_What the exercise asks_
Copy every record word for word.

(Records about charts and figures)
^^^^
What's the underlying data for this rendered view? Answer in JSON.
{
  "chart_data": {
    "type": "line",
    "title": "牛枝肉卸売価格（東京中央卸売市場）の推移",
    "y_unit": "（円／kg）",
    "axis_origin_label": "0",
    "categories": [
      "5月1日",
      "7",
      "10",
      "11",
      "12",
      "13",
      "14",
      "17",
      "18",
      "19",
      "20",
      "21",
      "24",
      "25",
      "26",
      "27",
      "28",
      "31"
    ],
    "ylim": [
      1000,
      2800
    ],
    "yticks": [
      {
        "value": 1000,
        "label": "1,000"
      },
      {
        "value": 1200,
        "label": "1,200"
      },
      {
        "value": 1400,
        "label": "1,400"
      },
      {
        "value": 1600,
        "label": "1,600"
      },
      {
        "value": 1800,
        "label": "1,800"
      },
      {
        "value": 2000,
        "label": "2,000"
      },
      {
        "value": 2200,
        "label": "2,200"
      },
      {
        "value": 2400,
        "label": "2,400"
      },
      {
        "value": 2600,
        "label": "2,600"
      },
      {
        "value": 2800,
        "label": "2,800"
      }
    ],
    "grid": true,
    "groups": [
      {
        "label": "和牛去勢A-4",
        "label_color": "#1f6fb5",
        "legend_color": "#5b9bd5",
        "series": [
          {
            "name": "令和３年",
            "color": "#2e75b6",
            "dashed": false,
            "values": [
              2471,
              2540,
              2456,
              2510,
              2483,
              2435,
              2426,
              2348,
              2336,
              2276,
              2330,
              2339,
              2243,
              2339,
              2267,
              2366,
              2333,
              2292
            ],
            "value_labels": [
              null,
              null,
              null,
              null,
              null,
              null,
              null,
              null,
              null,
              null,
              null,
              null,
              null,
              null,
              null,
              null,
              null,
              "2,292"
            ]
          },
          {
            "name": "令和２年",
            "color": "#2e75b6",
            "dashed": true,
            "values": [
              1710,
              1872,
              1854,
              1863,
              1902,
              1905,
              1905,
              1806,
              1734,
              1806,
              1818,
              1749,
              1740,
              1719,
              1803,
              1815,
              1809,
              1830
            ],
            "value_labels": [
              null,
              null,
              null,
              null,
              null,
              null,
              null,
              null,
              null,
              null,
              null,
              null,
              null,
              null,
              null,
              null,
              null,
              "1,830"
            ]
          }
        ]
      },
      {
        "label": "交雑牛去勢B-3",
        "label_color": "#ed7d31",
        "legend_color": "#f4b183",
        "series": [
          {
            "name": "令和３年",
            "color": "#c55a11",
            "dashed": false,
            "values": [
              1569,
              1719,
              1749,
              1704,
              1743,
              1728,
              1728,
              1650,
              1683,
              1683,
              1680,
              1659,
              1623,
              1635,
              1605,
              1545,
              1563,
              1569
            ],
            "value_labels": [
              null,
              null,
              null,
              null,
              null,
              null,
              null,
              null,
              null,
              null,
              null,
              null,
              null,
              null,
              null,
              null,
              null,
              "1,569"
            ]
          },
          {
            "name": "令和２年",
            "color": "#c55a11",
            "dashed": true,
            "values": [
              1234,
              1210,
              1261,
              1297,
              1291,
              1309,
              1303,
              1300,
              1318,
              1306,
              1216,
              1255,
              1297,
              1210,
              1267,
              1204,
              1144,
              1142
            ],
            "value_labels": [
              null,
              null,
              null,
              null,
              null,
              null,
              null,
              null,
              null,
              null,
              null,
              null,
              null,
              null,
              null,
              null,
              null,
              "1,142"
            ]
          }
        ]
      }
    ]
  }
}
^^^^
_Task answer_
What's the underlying data for this rendered view? Answer in JSON.
{
  "chart_data": {
    "type": "line",
    "title": "牛枝肉卸売価格（東京中央卸売市場）の推移",
    "y_unit": "（円／kg）",
    "axis_origin_label": "0",
    "categories": [
      "5月1日",
      "7",
      "10",
      "11",
      "12",
      "13",
      "14",
      "17",
      "18",
      "19",
      "20",
      "21",
      "24",
      "25",
      "26",
      "27",
      "28",
      "31"
    ],
    "ylim": [
      1000,
      2800
    ],
    "yticks": [
      {
        "value": 1000,
        "label": "1,000"
      },
      {
        "value": 1200,
        "label": "1,200"
      },
      {
        "value": 1400,
        "label": "1,400"
      },
      {
        "value": 1600,
        "label": "1,600"
      },
      {
        "value": 1800,
        "label": "1,800"
      },
      {
        "value": 2000,
        "label": "2,000"
      },
      {
        "value": 2200,
        "label": "2,200"
      },
      {
        "value": 2400,
        "label": "2,400"
      },
      {
        "value": 2600,
        "label": "2,600"
      },
      {
        "value": 2800,
        "label": "2,800"
      }
    ],
    "grid": true,
    "groups": [
      {
        "label": "和牛去勢A-4",
        "label_color": "#1f6fb5",
        "legend_color": "#5b9bd5",
        "series": [
          {
            "name": "令和３年",
            "color": "#2e75b6",
            "dashed": false,
            "values": [
              2471,
              2540,
              2456,
              2510,
              2483,
              2435,
              2426,
              2348,
              2336,
              2276,
              2330,
              2339,
              2243,
              2339,
              2267,
              2366,
              2333,
              2292
            ],
            "value_labels": [
              null,
              null,
              null,
              null,
              null,
              null,
              null,
              null,
              null,
              null,
              null,
              null,
              null,
              null,
              null,
              null,
              null,
              "2,292"
            ]
          },
          {
            "name": "令和２年",
            "color": "#2e75b6",
            "dashed": true,
            "values": [
              1710,
              1872,
              1854,
              1863,
              1902,
              1905,
              1905,
              1806,
              1734,
              1806,
              1818,
              1749,
              1740,
              1719,
              1803,
              1815,
              1809,
              1830
            ],
            "value_labels": [
              null,
              null,
              null,
              null,
              null,
              null,
              null,
              null,
              null,
              null,
              null,
              null,
              null,
              null,
              null,
              null,
              null,
              "1,830"
            ]
          }
        ]
      },
      {
        "label": "交雑牛去勢B-3",
        "label_color": "#ed7d31",
        "legend_color": "#f4b183",
        "series": [
          {
            "name": "令和３年",
            "color": "#c55a11",
            "dashed": false,
            "values": [
              1569,
              1719,
              1749,
              1704,
              1743,
              1728,
              1728,
              1650,
              1683,
              1683,
              1680,
              1659,
              1623,
              1635,
              1605,
              1545,
              1563,
              1569
            ],
            "value_labels": [
              null,
              null,
              null,
              null,
              null,
              null,
              null,
              null,
              null,
              null,
              null,
              null,
              null,
              null,
              null,
              null,
              null,
              "1,569"
            ]
          },
          {
            "name": "令和２年",
            "color": "#c55a11",
            "dashed": true,
            "values": [
              1234,
              1210,
              1261,
              1297,
              1291,
              1309,
              1303,
              1300,
              1318,
              1306,
              1216,
              1255,
              1297,
              1210,
              1267,
              1204,
              1144,
              1142
            ],
            "value_labels": [
              null,
              null,
              null,
              null,
              null,
              null,
              null,
              null,
              null,
              null,
              null,
              null,
              null,
              null,
              null,
              null,
              null,
              "1,142"
            ]
          }
        ]
      }
    ]
  }
}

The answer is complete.